* [The request]:
Go through the entries below and count the lines holding the word "entrepreneurial". Reply with only the number, please.

* [Materials provided]:
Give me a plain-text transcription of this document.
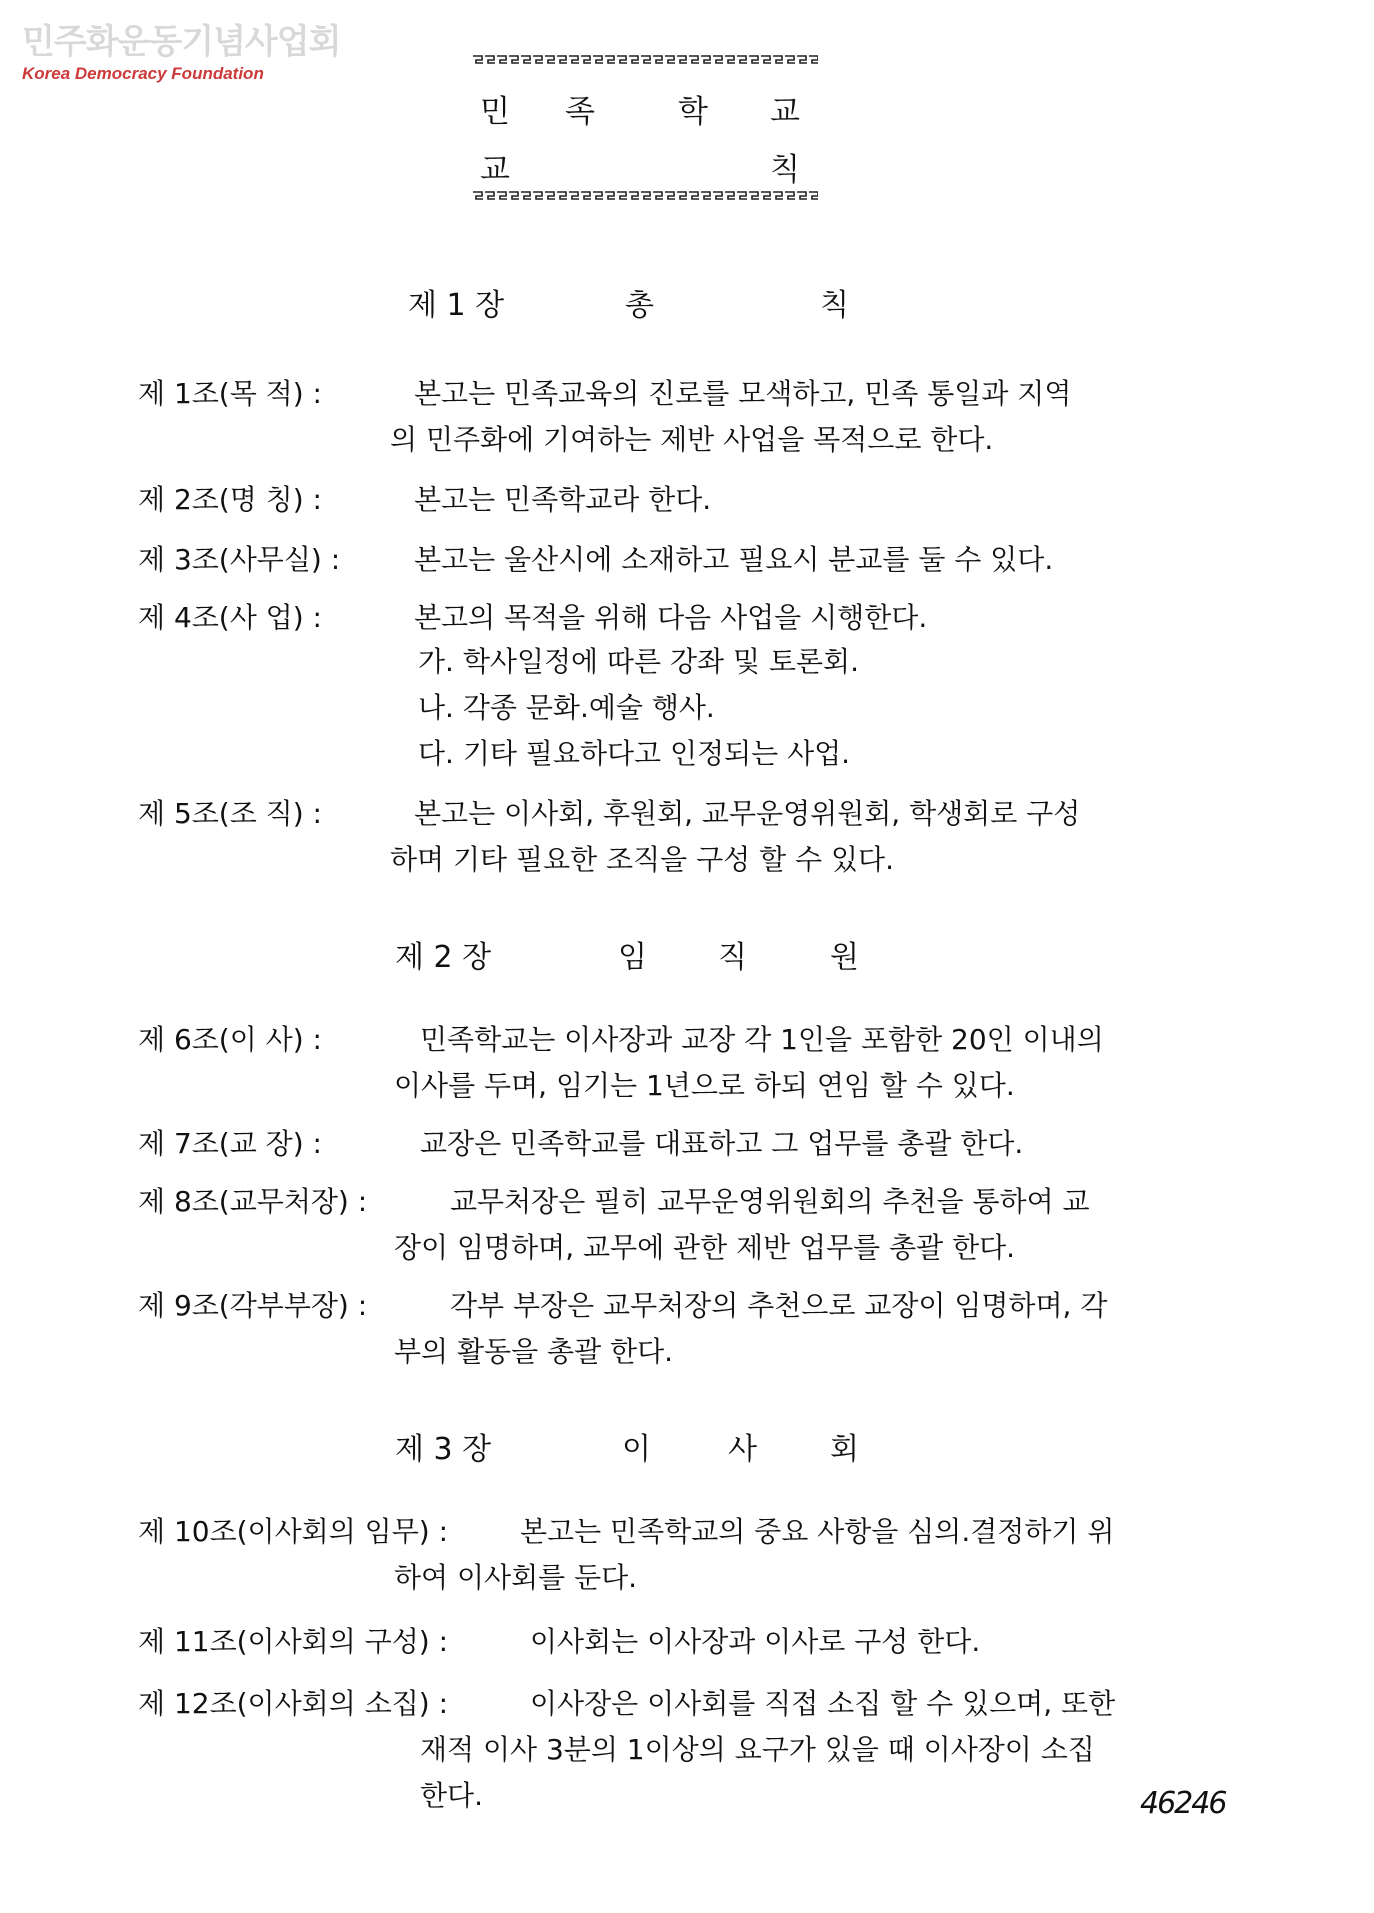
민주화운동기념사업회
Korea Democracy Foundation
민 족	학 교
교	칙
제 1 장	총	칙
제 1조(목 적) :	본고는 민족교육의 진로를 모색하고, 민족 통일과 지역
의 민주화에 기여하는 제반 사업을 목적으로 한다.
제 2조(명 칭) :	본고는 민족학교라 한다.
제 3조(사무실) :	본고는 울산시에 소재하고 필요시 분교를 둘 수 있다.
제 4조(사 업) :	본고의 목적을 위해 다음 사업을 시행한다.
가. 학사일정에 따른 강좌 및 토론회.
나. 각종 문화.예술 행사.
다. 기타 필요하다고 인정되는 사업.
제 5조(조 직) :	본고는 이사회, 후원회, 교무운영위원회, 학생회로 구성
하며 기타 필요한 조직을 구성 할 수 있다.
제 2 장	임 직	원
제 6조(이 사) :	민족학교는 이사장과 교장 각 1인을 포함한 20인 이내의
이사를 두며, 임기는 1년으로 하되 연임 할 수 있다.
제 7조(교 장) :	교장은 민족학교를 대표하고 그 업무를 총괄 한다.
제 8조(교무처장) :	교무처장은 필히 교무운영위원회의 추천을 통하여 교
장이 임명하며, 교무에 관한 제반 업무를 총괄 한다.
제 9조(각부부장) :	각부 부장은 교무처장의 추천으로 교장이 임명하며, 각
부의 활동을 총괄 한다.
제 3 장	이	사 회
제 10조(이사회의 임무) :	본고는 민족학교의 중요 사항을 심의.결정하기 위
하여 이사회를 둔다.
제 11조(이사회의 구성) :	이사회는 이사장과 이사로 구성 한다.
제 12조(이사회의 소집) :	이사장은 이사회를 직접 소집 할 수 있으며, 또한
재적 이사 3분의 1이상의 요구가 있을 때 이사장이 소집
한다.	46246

* * *

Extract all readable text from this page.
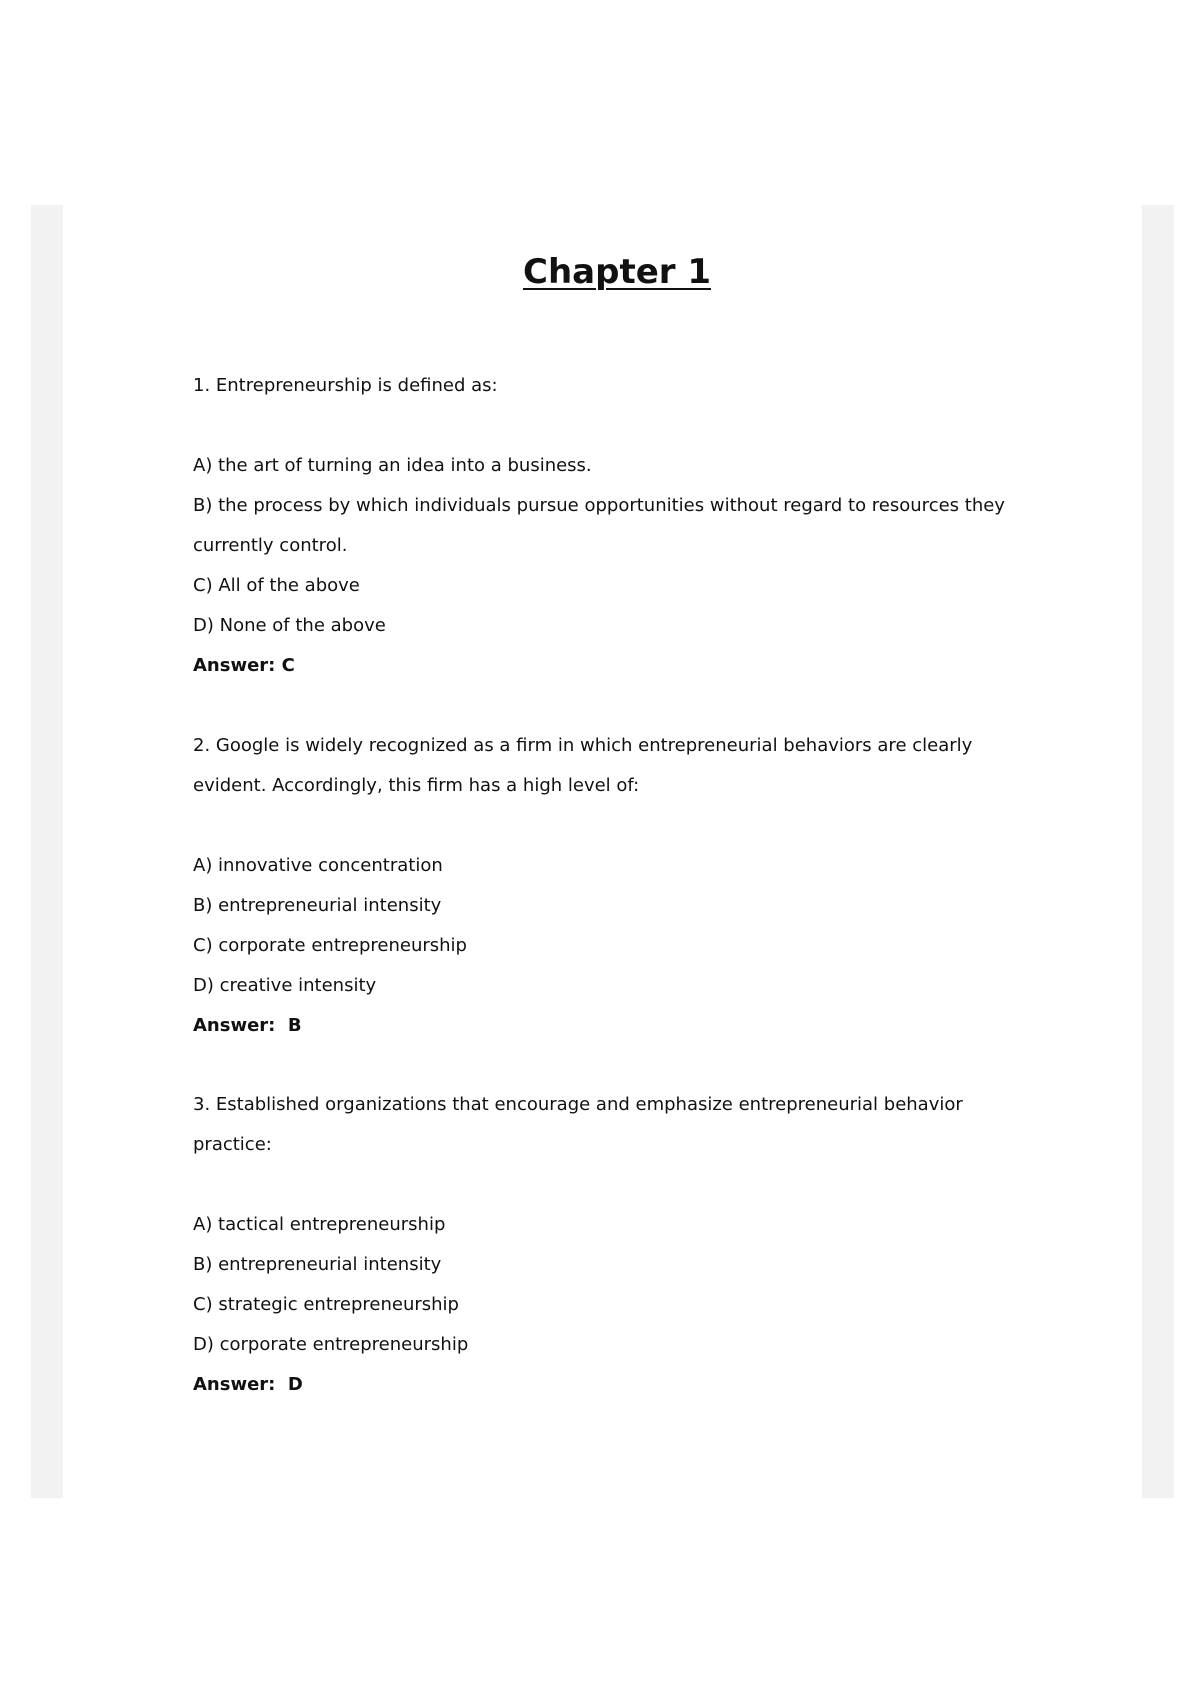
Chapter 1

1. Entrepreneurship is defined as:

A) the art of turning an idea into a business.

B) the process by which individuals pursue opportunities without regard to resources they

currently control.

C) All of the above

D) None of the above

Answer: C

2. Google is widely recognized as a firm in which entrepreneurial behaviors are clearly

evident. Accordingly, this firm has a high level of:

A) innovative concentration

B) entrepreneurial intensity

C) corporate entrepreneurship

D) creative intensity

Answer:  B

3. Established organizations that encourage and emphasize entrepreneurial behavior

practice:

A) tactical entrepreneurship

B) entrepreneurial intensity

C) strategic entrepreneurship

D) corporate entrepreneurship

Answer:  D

* * *

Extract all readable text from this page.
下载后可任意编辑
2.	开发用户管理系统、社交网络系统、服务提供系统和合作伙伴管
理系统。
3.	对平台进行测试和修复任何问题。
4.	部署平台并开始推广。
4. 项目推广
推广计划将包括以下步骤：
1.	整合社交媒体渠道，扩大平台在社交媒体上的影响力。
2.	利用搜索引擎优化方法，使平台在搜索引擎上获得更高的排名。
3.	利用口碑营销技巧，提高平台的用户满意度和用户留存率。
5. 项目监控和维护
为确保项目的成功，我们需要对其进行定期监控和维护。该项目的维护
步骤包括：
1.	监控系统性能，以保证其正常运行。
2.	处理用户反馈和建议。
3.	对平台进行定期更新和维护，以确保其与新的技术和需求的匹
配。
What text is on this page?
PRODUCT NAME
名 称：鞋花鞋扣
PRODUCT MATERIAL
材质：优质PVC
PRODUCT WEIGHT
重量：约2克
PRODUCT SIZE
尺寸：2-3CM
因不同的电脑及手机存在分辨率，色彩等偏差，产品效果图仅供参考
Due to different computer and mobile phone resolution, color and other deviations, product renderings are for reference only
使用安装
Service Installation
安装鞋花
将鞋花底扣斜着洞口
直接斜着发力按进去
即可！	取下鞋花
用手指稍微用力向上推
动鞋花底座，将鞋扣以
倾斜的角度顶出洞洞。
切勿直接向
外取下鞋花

* [Worked solution]:
4